» What the task requires:
Return the records exactly, with nothing added.

» Working data:

━━━━━━━━━━

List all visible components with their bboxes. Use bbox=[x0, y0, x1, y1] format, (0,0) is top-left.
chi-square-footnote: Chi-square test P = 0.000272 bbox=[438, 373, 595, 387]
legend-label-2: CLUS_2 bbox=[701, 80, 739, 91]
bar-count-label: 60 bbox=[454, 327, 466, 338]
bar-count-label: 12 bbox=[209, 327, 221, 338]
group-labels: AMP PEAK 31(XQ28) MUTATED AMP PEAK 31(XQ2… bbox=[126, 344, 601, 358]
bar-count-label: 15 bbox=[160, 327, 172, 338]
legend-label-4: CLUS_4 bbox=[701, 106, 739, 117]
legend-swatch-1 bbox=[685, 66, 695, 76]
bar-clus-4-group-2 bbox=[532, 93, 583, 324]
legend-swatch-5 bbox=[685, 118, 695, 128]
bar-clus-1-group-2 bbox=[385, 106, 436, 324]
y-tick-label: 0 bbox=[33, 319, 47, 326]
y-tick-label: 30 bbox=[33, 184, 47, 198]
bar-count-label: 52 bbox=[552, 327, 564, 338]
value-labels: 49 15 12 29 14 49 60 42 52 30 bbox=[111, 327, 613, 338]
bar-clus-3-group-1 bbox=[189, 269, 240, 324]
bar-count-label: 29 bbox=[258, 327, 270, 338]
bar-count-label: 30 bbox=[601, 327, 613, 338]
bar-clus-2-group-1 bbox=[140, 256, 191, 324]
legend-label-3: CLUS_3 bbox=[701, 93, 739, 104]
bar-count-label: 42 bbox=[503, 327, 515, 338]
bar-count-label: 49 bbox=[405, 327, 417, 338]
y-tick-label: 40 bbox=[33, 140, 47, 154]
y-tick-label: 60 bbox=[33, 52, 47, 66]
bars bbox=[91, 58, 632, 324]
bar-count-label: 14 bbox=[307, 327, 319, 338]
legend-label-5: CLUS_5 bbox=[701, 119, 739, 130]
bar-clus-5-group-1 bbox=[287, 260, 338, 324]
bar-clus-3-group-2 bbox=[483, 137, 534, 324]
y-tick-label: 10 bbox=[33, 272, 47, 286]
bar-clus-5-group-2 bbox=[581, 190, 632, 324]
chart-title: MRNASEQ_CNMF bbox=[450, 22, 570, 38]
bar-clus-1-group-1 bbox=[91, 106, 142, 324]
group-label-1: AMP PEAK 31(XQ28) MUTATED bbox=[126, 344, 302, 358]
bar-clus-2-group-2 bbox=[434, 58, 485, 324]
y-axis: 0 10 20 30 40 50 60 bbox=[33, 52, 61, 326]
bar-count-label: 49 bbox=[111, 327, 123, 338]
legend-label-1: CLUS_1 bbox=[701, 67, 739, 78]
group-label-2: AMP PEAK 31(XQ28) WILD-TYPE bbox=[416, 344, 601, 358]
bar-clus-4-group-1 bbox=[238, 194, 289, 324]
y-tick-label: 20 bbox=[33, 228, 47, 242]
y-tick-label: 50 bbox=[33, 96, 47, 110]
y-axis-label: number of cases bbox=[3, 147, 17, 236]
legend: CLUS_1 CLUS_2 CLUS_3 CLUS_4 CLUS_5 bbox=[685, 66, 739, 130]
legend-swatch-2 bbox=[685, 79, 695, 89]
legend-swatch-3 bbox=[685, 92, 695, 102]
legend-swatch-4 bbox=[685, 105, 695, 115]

━━━━━━━━━━

» Response to this exercise:
List all visible components with their bboxes. Use bbox=[x0, y0, x1, y1] format, (0,0) is top-left.
chi-square-footnote: Chi-square test P = 0.000272 bbox=[438, 373, 595, 387]
legend-label-2: CLUS_2 bbox=[701, 80, 739, 91]
bar-count-label: 60 bbox=[454, 327, 466, 338]
bar-count-label: 12 bbox=[209, 327, 221, 338]
group-labels: AMP PEAK 31(XQ28) MUTATED AMP PEAK 31(XQ2… bbox=[126, 344, 601, 358]
bar-count-label: 15 bbox=[160, 327, 172, 338]
legend-label-4: CLUS_4 bbox=[701, 106, 739, 117]
legend-swatch-1 bbox=[685, 66, 695, 76]
bar-clus-4-group-2 bbox=[532, 93, 583, 324]
legend-swatch-5 bbox=[685, 118, 695, 128]
bar-clus-1-group-2 bbox=[385, 106, 436, 324]
y-tick-label: 0 bbox=[33, 319, 47, 326]
y-tick-label: 30 bbox=[33, 184, 47, 198]
bar-count-label: 52 bbox=[552, 327, 564, 338]
value-labels: 49 15 12 29 14 49 60 42 52 30 bbox=[111, 327, 613, 338]
bar-clus-3-group-1 bbox=[189, 269, 240, 324]
bar-count-label: 29 bbox=[258, 327, 270, 338]
bar-count-label: 30 bbox=[601, 327, 613, 338]
bar-clus-2-group-1 bbox=[140, 256, 191, 324]
legend-label-3: CLUS_3 bbox=[701, 93, 739, 104]
bar-count-label: 42 bbox=[503, 327, 515, 338]
bar-count-label: 49 bbox=[405, 327, 417, 338]
y-tick-label: 40 bbox=[33, 140, 47, 154]
y-tick-label: 60 bbox=[33, 52, 47, 66]
bars bbox=[91, 58, 632, 324]
bar-count-label: 14 bbox=[307, 327, 319, 338]
legend-label-5: CLUS_5 bbox=[701, 119, 739, 130]
bar-clus-5-group-1 bbox=[287, 260, 338, 324]
bar-clus-3-group-2 bbox=[483, 137, 534, 324]
y-tick-label: 10 bbox=[33, 272, 47, 286]
bar-clus-5-group-2 bbox=[581, 190, 632, 324]
chart-title: MRNASEQ_CNMF bbox=[450, 22, 570, 38]
bar-clus-1-group-1 bbox=[91, 106, 142, 324]
group-label-1: AMP PEAK 31(XQ28) MUTATED bbox=[126, 344, 302, 358]
bar-clus-2-group-2 bbox=[434, 58, 485, 324]
y-axis: 0 10 20 30 40 50 60 bbox=[33, 52, 61, 326]
bar-count-label: 49 bbox=[111, 327, 123, 338]
legend-label-1: CLUS_1 bbox=[701, 67, 739, 78]
group-label-2: AMP PEAK 31(XQ28) WILD-TYPE bbox=[416, 344, 601, 358]
bar-clus-4-group-1 bbox=[238, 194, 289, 324]
y-tick-label: 20 bbox=[33, 228, 47, 242]
y-tick-label: 50 bbox=[33, 96, 47, 110]
y-axis-label: number of cases bbox=[3, 147, 17, 236]
legend: CLUS_1 CLUS_2 CLUS_3 CLUS_4 CLUS_5 bbox=[685, 66, 739, 130]
legend-swatch-2 bbox=[685, 79, 695, 89]
legend-swatch-3 bbox=[685, 92, 695, 102]
legend-swatch-4 bbox=[685, 105, 695, 115]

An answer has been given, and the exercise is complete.